-- Start --
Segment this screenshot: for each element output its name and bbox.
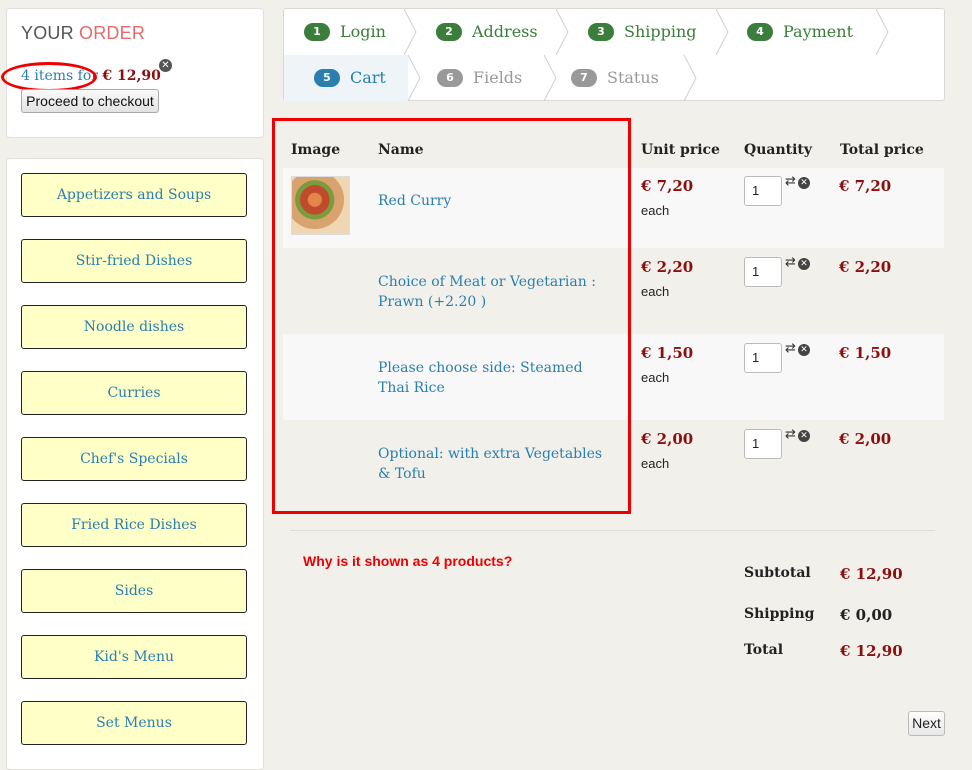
next-button[interactable]: Next	[908, 711, 945, 736]
step-address[interactable]: 2 Address	[406, 9, 556, 55]
unit-price: € 2,20	[641, 258, 694, 276]
category-appetizers-button[interactable]: Appetizers and Soups	[21, 173, 247, 217]
refresh-icon[interactable]: ⇄	[785, 341, 796, 356]
line-total: € 2,20	[839, 258, 892, 276]
quantity-input[interactable]: 1	[744, 176, 782, 206]
table-row: Red Curry € 7,20 each 1 ⇄ ✕ € 7,20	[283, 168, 944, 248]
unit-price: € 7,20	[641, 177, 694, 195]
proceed-to-checkout-button[interactable]: Proceed to checkout	[21, 89, 159, 113]
refresh-icon[interactable]: ⇄	[785, 174, 796, 189]
product-name-link[interactable]: Optional: with extra Vegetables & Tofu	[378, 444, 618, 484]
order-summary-panel: YOUR ORDER 4 items for € 12,90 ✕ Proceed…	[1, 8, 264, 138]
step-fields[interactable]: 6 Fields	[410, 55, 544, 101]
unit-price: € 2,00	[641, 430, 694, 448]
step-cart[interactable]: 5 Cart	[284, 55, 408, 101]
product-name-link[interactable]: Choice of Meat or Vegetarian : Prawn (+2…	[378, 272, 618, 312]
line-total: € 2,00	[839, 430, 892, 448]
step-label: Fields	[473, 68, 523, 87]
table-row: Choice of Meat or Vegetarian : Prawn (+2…	[283, 248, 944, 334]
category-chefs-specials-button[interactable]: Chef's Specials	[21, 437, 247, 481]
remove-item-icon[interactable]: ✕	[798, 344, 810, 356]
step-number: 3	[588, 22, 614, 41]
product-name-link[interactable]: Please choose side: Steamed Thai Rice	[378, 358, 618, 398]
each-label: each	[641, 203, 670, 218]
close-circle-icon[interactable]: ✕	[159, 59, 172, 72]
step-label: Cart	[350, 68, 386, 87]
table-row: Please choose side: Steamed Thai Rice € …	[283, 334, 944, 420]
unit-price: € 1,50	[641, 344, 694, 362]
category-set-menus-button[interactable]: Set Menus	[21, 701, 247, 745]
category-menu: Appetizers and Soups Stir-fried Dishes N…	[6, 158, 264, 770]
line-total: € 1,50	[839, 344, 892, 362]
step-payment[interactable]: 4 Payment	[718, 9, 878, 55]
table-row: Optional: with extra Vegetables & Tofu €…	[283, 420, 944, 506]
header-quantity: Quantity	[744, 142, 813, 158]
product-name-link[interactable]: Red Curry	[378, 191, 618, 211]
each-label: each	[641, 284, 670, 299]
step-number: 6	[437, 68, 463, 87]
remove-item-icon[interactable]: ✕	[798, 177, 810, 189]
category-noodles-button[interactable]: Noodle dishes	[21, 305, 247, 349]
refresh-icon[interactable]: ⇄	[785, 427, 796, 442]
subtotal-label: Subtotal	[744, 565, 811, 581]
step-number: 1	[304, 22, 330, 41]
step-status[interactable]: 7 Status	[546, 55, 686, 101]
total-value: € 12,90	[840, 642, 903, 660]
order-title: YOUR ORDER	[21, 23, 145, 44]
annotation-question: Why is it shown as 4 products?	[303, 553, 513, 569]
total-label: Total	[744, 642, 784, 658]
header-unit-price: Unit price	[641, 142, 720, 158]
step-number: 4	[747, 22, 773, 41]
step-label: Address	[472, 22, 538, 41]
step-label: Shipping	[624, 22, 697, 41]
divider	[290, 530, 935, 531]
quantity-input[interactable]: 1	[744, 257, 782, 287]
product-thumbnail[interactable]	[291, 176, 350, 235]
order-items-link[interactable]: 4 items for	[21, 68, 98, 84]
line-total: € 7,20	[839, 177, 892, 195]
remove-item-icon[interactable]: ✕	[798, 258, 810, 270]
category-kids-menu-button[interactable]: Kid's Menu	[21, 635, 247, 679]
step-number: 2	[436, 22, 462, 41]
step-label: Status	[607, 68, 659, 87]
remove-item-icon[interactable]: ✕	[798, 430, 810, 442]
shipping-label: Shipping	[744, 606, 815, 622]
category-curries-button[interactable]: Curries	[21, 371, 247, 415]
checkout-steps: 1 Login 2 Address 3 Shipping 4 Payment 5 Cart…	[283, 8, 945, 102]
header-image: Image	[291, 142, 341, 158]
step-label: Login	[340, 22, 386, 41]
order-title-accent: ORDER	[79, 23, 146, 43]
header-total-price: Total price	[840, 142, 924, 158]
quantity-input[interactable]: 1	[744, 343, 782, 373]
category-fried-rice-button[interactable]: Fried Rice Dishes	[21, 503, 247, 547]
refresh-icon[interactable]: ⇄	[785, 255, 796, 270]
order-total: € 12,90	[102, 68, 161, 84]
order-item-summary: 4 items for € 12,90	[21, 68, 161, 84]
step-login[interactable]: 1 Login	[284, 9, 404, 55]
category-stir-fried-button[interactable]: Stir-fried Dishes	[21, 239, 247, 283]
each-label: each	[641, 456, 670, 471]
quantity-input[interactable]: 1	[744, 429, 782, 459]
shipping-value: € 0,00	[840, 606, 893, 624]
each-label: each	[641, 370, 670, 385]
step-label: Payment	[783, 22, 853, 41]
subtotal-value: € 12,90	[840, 565, 903, 583]
header-name: Name	[378, 142, 424, 158]
step-shipping[interactable]: 3 Shipping	[558, 9, 716, 55]
order-title-prefix: YOUR	[21, 23, 74, 43]
category-sides-button[interactable]: Sides	[21, 569, 247, 613]
step-number: 7	[571, 68, 597, 87]
step-number: 5	[314, 68, 340, 87]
-- End --
▸ What to do
Could you quote the listing above verbatim, line by line, but without the picture?

▸ Worked solution
Segment this screenshot: for each element output its name and bbox.
next-button[interactable]: Next	[908, 711, 945, 736]
step-address[interactable]: 2 Address	[406, 9, 556, 55]
unit-price: € 2,20	[641, 258, 694, 276]
category-appetizers-button[interactable]: Appetizers and Soups	[21, 173, 247, 217]
refresh-icon[interactable]: ⇄	[785, 341, 796, 356]
line-total: € 2,20	[839, 258, 892, 276]
quantity-input[interactable]: 1	[744, 176, 782, 206]
table-row: Red Curry € 7,20 each 1 ⇄ ✕ € 7,20	[283, 168, 944, 248]
unit-price: € 7,20	[641, 177, 694, 195]
proceed-to-checkout-button[interactable]: Proceed to checkout	[21, 89, 159, 113]
refresh-icon[interactable]: ⇄	[785, 174, 796, 189]
product-name-link[interactable]: Optional: with extra Vegetables & Tofu	[378, 444, 618, 484]
order-summary-panel: YOUR ORDER 4 items for € 12,90 ✕ Proceed…	[1, 8, 264, 138]
step-fields[interactable]: 6 Fields	[410, 55, 544, 101]
unit-price: € 2,00	[641, 430, 694, 448]
step-cart[interactable]: 5 Cart	[284, 55, 408, 101]
product-name-link[interactable]: Choice of Meat or Vegetarian : Prawn (+2…	[378, 272, 618, 312]
line-total: € 2,00	[839, 430, 892, 448]
step-label: Fields	[473, 68, 523, 87]
table-row: Choice of Meat or Vegetarian : Prawn (+2…	[283, 248, 944, 334]
category-chefs-specials-button[interactable]: Chef's Specials	[21, 437, 247, 481]
remove-item-icon[interactable]: ✕	[798, 344, 810, 356]
step-number: 3	[588, 22, 614, 41]
product-name-link[interactable]: Please choose side: Steamed Thai Rice	[378, 358, 618, 398]
each-label: each	[641, 203, 670, 218]
close-circle-icon[interactable]: ✕	[159, 59, 172, 72]
step-label: Cart	[350, 68, 386, 87]
table-row: Please choose side: Steamed Thai Rice € …	[283, 334, 944, 420]
unit-price: € 1,50	[641, 344, 694, 362]
category-set-menus-button[interactable]: Set Menus	[21, 701, 247, 745]
category-menu: Appetizers and Soups Stir-fried Dishes N…	[6, 158, 264, 770]
line-total: € 1,50	[839, 344, 892, 362]
step-payment[interactable]: 4 Payment	[718, 9, 878, 55]
table-row: Optional: with extra Vegetables & Tofu €…	[283, 420, 944, 506]
header-quantity: Quantity	[744, 142, 813, 158]
product-name-link[interactable]: Red Curry	[378, 191, 618, 211]
each-label: each	[641, 284, 670, 299]
step-number: 6	[437, 68, 463, 87]
remove-item-icon[interactable]: ✕	[798, 177, 810, 189]
category-noodles-button[interactable]: Noodle dishes	[21, 305, 247, 349]
refresh-icon[interactable]: ⇄	[785, 427, 796, 442]
subtotal-label: Subtotal	[744, 565, 811, 581]
step-number: 1	[304, 22, 330, 41]
step-status[interactable]: 7 Status	[546, 55, 686, 101]
total-value: € 12,90	[840, 642, 903, 660]
order-title: YOUR ORDER	[21, 23, 145, 44]
annotation-question: Why is it shown as 4 products?	[303, 553, 513, 569]
total-label: Total	[744, 642, 784, 658]
header-unit-price: Unit price	[641, 142, 720, 158]
step-number: 4	[747, 22, 773, 41]
step-label: Address	[472, 22, 538, 41]
step-label: Shipping	[624, 22, 697, 41]
divider	[290, 530, 935, 531]
quantity-input[interactable]: 1	[744, 257, 782, 287]
product-thumbnail[interactable]	[291, 176, 350, 235]
order-items-link[interactable]: 4 items for	[21, 68, 98, 84]
line-total: € 7,20	[839, 177, 892, 195]
remove-item-icon[interactable]: ✕	[798, 258, 810, 270]
category-kids-menu-button[interactable]: Kid's Menu	[21, 635, 247, 679]
step-number: 2	[436, 22, 462, 41]
step-label: Status	[607, 68, 659, 87]
remove-item-icon[interactable]: ✕	[798, 430, 810, 442]
shipping-label: Shipping	[744, 606, 815, 622]
category-curries-button[interactable]: Curries	[21, 371, 247, 415]
checkout-steps: 1 Login 2 Address 3 Shipping 4 Payment 5 Cart…	[283, 8, 945, 102]
header-image: Image	[291, 142, 341, 158]
step-label: Login	[340, 22, 386, 41]
order-title-accent: ORDER	[79, 23, 146, 43]
header-total-price: Total price	[840, 142, 924, 158]
quantity-input[interactable]: 1	[744, 343, 782, 373]
category-fried-rice-button[interactable]: Fried Rice Dishes	[21, 503, 247, 547]
refresh-icon[interactable]: ⇄	[785, 255, 796, 270]
order-total: € 12,90	[102, 68, 161, 84]
order-item-summary: 4 items for € 12,90	[21, 68, 161, 84]
step-login[interactable]: 1 Login	[284, 9, 404, 55]
category-stir-fried-button[interactable]: Stir-fried Dishes	[21, 239, 247, 283]
each-label: each	[641, 456, 670, 471]
quantity-input[interactable]: 1	[744, 429, 782, 459]
shipping-value: € 0,00	[840, 606, 893, 624]
each-label: each	[641, 370, 670, 385]
step-label: Payment	[783, 22, 853, 41]
subtotal-value: € 12,90	[840, 565, 903, 583]
header-name: Name	[378, 142, 424, 158]
step-shipping[interactable]: 3 Shipping	[558, 9, 716, 55]
order-title-prefix: YOUR	[21, 23, 74, 43]
category-sides-button[interactable]: Sides	[21, 569, 247, 613]
step-number: 7	[571, 68, 597, 87]
step-number: 5	[314, 68, 340, 87]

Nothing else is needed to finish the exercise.